▶ **Given task**
Pull out every line below that contains the word "color".

▶ **Excerpted records**

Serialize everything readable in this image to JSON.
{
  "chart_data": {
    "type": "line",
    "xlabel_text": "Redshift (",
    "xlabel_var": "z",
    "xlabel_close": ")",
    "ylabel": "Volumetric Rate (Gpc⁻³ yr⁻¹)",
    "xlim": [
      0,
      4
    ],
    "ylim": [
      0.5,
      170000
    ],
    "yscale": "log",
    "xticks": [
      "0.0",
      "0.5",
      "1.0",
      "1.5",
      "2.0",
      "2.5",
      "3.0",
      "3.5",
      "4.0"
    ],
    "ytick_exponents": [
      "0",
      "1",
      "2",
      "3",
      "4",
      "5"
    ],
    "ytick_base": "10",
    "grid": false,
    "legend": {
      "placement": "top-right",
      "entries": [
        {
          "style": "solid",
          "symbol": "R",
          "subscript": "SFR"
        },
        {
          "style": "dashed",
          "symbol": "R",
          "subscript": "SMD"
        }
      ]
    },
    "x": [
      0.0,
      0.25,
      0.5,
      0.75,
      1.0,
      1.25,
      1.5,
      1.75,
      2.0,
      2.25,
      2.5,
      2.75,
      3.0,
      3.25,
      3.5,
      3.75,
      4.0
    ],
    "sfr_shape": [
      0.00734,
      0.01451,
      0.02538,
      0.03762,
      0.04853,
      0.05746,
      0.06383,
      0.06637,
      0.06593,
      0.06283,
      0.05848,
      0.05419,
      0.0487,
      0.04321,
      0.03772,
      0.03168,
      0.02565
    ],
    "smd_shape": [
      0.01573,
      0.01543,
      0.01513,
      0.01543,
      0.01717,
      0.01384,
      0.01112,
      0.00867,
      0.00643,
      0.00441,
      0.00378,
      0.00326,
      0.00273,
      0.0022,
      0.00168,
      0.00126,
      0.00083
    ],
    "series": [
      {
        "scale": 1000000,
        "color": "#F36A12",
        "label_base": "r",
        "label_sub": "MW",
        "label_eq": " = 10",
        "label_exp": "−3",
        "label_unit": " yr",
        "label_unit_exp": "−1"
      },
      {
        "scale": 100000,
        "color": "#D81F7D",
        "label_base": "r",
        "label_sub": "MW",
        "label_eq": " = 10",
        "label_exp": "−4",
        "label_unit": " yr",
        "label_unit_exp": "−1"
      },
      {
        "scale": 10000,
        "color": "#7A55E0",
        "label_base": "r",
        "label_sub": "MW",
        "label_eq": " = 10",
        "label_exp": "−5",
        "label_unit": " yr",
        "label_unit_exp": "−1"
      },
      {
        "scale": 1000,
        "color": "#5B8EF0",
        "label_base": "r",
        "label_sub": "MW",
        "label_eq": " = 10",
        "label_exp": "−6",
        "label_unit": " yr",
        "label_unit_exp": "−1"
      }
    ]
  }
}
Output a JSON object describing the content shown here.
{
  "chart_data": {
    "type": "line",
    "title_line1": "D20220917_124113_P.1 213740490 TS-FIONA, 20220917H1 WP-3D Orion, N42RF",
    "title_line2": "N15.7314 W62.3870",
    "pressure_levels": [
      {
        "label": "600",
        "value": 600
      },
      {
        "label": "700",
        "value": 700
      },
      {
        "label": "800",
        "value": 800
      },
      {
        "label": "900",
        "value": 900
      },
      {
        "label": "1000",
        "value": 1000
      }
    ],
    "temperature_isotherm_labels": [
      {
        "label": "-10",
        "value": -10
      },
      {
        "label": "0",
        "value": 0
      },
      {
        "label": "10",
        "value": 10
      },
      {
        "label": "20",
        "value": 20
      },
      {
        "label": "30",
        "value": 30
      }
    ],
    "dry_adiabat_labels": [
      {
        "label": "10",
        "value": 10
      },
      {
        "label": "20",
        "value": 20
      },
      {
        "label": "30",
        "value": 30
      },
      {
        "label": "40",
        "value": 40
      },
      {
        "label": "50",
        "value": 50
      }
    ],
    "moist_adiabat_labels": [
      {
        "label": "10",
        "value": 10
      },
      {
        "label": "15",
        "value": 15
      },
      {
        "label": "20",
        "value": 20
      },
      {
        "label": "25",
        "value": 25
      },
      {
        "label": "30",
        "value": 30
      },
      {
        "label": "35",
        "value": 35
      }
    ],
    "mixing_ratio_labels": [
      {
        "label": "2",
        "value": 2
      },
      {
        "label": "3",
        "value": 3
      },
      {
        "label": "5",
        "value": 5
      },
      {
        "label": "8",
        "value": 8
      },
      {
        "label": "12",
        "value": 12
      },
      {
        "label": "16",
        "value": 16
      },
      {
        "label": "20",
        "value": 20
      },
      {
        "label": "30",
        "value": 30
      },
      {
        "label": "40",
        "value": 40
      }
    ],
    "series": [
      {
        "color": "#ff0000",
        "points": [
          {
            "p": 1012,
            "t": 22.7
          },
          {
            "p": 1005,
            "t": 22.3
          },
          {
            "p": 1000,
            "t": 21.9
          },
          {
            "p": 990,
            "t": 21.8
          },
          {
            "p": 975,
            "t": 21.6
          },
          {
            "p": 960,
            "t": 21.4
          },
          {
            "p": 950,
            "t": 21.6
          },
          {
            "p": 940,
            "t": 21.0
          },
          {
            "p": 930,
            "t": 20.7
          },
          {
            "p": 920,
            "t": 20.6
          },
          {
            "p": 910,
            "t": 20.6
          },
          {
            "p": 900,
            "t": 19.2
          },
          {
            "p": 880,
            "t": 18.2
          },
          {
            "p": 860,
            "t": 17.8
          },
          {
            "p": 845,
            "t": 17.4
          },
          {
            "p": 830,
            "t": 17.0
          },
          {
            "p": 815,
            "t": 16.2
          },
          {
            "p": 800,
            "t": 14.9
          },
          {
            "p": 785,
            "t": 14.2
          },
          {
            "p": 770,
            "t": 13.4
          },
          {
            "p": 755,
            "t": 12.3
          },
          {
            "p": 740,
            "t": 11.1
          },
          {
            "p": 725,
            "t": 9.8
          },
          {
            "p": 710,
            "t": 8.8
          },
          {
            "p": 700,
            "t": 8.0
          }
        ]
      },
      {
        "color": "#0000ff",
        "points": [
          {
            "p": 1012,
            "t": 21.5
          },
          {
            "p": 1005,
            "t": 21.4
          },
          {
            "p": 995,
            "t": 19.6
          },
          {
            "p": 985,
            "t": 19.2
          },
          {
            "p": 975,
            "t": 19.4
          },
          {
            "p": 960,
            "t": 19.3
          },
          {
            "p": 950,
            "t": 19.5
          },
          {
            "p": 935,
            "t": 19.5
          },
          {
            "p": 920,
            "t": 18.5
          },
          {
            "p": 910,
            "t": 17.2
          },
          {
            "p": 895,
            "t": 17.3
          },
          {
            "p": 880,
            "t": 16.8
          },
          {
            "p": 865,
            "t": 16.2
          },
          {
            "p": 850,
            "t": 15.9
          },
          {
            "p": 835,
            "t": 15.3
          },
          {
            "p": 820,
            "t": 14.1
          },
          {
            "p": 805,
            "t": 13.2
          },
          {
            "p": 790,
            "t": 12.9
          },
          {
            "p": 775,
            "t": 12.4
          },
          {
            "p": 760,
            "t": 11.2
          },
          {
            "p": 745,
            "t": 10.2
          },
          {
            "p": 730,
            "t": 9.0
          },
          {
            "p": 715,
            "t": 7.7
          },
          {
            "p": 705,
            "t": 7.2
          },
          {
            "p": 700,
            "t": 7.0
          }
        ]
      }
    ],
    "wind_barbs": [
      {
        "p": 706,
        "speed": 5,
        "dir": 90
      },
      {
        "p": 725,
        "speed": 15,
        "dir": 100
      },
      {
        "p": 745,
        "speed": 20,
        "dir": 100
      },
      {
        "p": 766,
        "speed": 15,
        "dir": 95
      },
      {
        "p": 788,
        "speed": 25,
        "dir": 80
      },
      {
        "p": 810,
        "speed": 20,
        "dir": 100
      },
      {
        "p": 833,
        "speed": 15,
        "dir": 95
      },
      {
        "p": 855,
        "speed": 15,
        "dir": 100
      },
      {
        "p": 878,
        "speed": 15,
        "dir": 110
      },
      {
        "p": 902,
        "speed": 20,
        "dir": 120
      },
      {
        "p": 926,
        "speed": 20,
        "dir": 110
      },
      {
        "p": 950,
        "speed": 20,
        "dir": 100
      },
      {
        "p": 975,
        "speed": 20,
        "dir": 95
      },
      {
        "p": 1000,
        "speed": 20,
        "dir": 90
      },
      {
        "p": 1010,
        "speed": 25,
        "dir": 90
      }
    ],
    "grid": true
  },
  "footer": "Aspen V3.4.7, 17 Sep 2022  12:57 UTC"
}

▶ **Answer in full**
        "color": "#F36A12",
        "color": "#D81F7D",
        "color": "#7A55E0",
        "color": "#5B8EF0",
        "color": "#ff0000",
        "color": "#0000ff",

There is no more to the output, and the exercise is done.